[Source data]
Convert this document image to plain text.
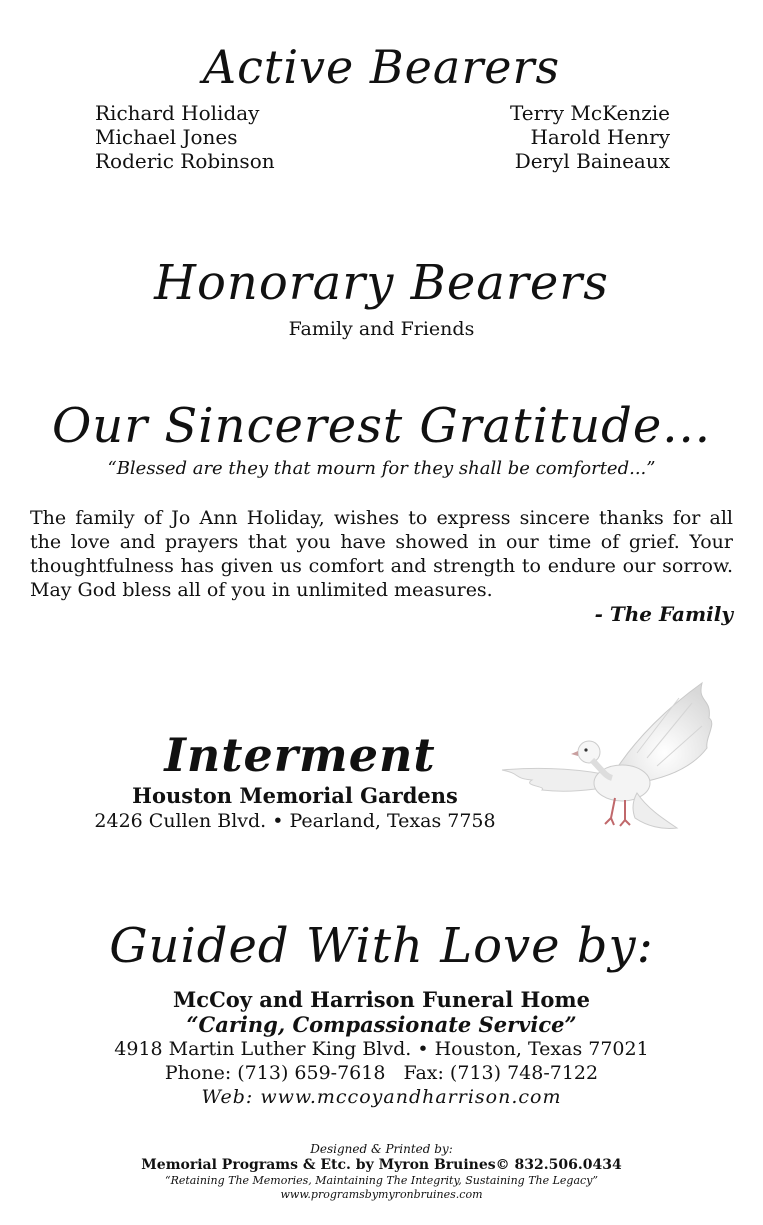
Active Bearers
Richard Holiday
Michael Jones
Roderic Robinson
Terry McKenzie
Harold Henry
Deryl Baineaux
Honorary Bearers

Family and Friends

Our Sincerest Gratitude...

“Blessed are they that mourn for they shall be comforted...”

The family of Jo Ann Holiday, wishes to express sincere thanks for all the love and prayers that you have showed in our time of grief. Your thoughtfulness has given us comfort and strength to endure our sorrow. May God bless all of you in unlimited measures.

- The Family

Interment

Houston Memorial Gardens

2426 Cullen Blvd. • Pearland, Texas 7758

Guided With Love by:

McCoy and Harrison Funeral Home

“Caring, Compassionate Service”

4918 Martin Luther King Blvd. • Houston, Texas 77021

Phone: (713) 659-7618   Fax: (713) 748-7122

Web: www.mccoyandharrison.com

Designed & Printed by:

Memorial Programs & Etc. by Myron Bruines© 832.506.0434

“Retaining The Memories, Maintaining The Integrity, Sustaining The Legacy”

www.programsbymyronbruines.com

● What you are asked to do
Take the records above and transcribe them exactly, dropping every picture.

● Complete answer
Convert this document image to plain text.
Active Bearers
Richard Holiday
Michael Jones
Roderic Robinson
Terry McKenzie
Harold Henry
Deryl Baineaux
Honorary Bearers

Family and Friends

Our Sincerest Gratitude...

“Blessed are they that mourn for they shall be comforted...”

The family of Jo Ann Holiday, wishes to express sincere thanks for all the love and prayers that you have showed in our time of grief. Your thoughtfulness has given us comfort and strength to endure our sorrow. May God bless all of you in unlimited measures.

- The Family

Interment

Houston Memorial Gardens

2426 Cullen Blvd. • Pearland, Texas 7758

Guided With Love by:

McCoy and Harrison Funeral Home

“Caring, Compassionate Service”

4918 Martin Luther King Blvd. • Houston, Texas 77021

Phone: (713) 659-7618   Fax: (713) 748-7122

Web: www.mccoyandharrison.com

Designed & Printed by:

Memorial Programs & Etc. by Myron Bruines© 832.506.0434

“Retaining The Memories, Maintaining The Integrity, Sustaining The Legacy”

www.programsbymyronbruines.com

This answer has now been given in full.